■ Provided data
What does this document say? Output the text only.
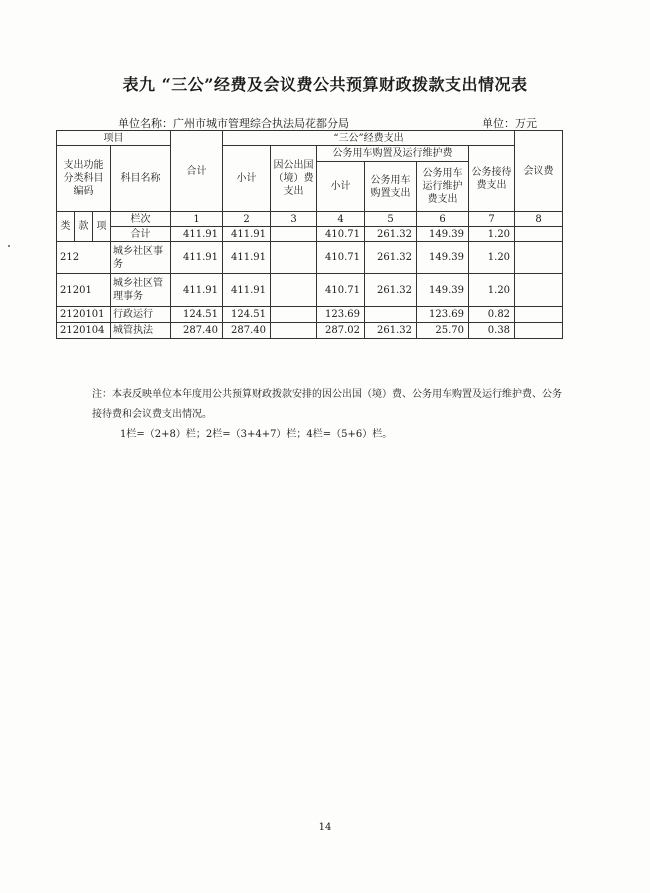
表九 “三公”经费及会议费公共预算财政拨款支出情况表
单位名称：广州市城市管理综合执法局花都分局	单位：万元
项目				合计	“三公”经费支出						会议费
支出功能分类科目编码			科目名称		小计	因公出国（境）费支出	公务用车购置及运行维护费			公务接待费支出	
							小计	公务用车购置支出	公务用车运行维护费支出		
类	款	项	栏次	1	2	3	4	5	6	7	8
			合计	411.91	411.91		410.71	261.32	149.39	1.20	
212			城乡社区事务	411.91	411.91		410.71	261.32	149.39	1.20	
21201			城乡社区管理事务	411.91	411.91		410.71	261.32	149.39	1.20	
2120101			行政运行	124.51	124.51		123.69		123.69	0.82	
2120104			城管执法	287.40	287.40		287.02	261.32	25.70	0.38	
注：本表反映单位本年度用公共预算财政拨款安排的因公出国（境）费、公务用车购置及运行维护费、公务接待费和会议费支出情况。
1栏=（2+8）栏；2栏=（3+4+7）栏；4栏=（5+6）栏。
14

■ Set task
Extract every line above containing the word "公务用车购置及运行维护费".

■ Answer for the task
支出功能分类科目编码			科目名称		小计	因公出国（境）费支出	公务用车购置及运行维护费			公务接待费支出	
注：本表反映单位本年度用公共预算财政拨款安排的因公出国（境）费、公务用车购置及运行维护费、公务接待费和会议费支出情况。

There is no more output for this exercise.